*WHAT IS BEING ASKED*
Write out all the material exactly. Leave nothing out.

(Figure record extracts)
::::::::

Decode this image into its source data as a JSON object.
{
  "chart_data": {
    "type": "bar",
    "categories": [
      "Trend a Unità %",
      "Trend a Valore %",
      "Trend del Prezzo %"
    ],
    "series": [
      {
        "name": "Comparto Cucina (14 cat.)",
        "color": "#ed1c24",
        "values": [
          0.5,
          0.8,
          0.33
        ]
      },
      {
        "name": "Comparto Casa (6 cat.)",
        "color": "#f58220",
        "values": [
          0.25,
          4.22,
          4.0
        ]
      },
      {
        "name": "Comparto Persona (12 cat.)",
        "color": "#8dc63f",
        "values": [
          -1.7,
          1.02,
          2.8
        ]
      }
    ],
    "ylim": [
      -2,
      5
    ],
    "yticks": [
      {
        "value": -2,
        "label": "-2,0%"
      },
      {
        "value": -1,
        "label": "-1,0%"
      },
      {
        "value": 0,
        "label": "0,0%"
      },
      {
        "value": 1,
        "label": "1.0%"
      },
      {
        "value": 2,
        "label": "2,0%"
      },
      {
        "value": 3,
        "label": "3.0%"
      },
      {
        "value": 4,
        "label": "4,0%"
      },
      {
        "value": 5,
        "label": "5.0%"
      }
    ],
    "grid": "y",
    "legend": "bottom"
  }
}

::::::::

*TASK RESULT*
Decode this image into its source data as a JSON object.
{
  "chart_data": {
    "type": "bar",
    "categories": [
      "Trend a Unità %",
      "Trend a Valore %",
      "Trend del Prezzo %"
    ],
    "series": [
      {
        "name": "Comparto Cucina (14 cat.)",
        "color": "#ed1c24",
        "values": [
          0.5,
          0.8,
          0.33
        ]
      },
      {
        "name": "Comparto Casa (6 cat.)",
        "color": "#f58220",
        "values": [
          0.25,
          4.22,
          4.0
        ]
      },
      {
        "name": "Comparto Persona (12 cat.)",
        "color": "#8dc63f",
        "values": [
          -1.7,
          1.02,
          2.8
        ]
      }
    ],
    "ylim": [
      -2,
      5
    ],
    "yticks": [
      {
        "value": -2,
        "label": "-2,0%"
      },
      {
        "value": -1,
        "label": "-1,0%"
      },
      {
        "value": 0,
        "label": "0,0%"
      },
      {
        "value": 1,
        "label": "1.0%"
      },
      {
        "value": 2,
        "label": "2,0%"
      },
      {
        "value": 3,
        "label": "3.0%"
      },
      {
        "value": 4,
        "label": "4,0%"
      },
      {
        "value": 5,
        "label": "5.0%"
      }
    ],
    "grid": "y",
    "legend": "bottom"
  }
}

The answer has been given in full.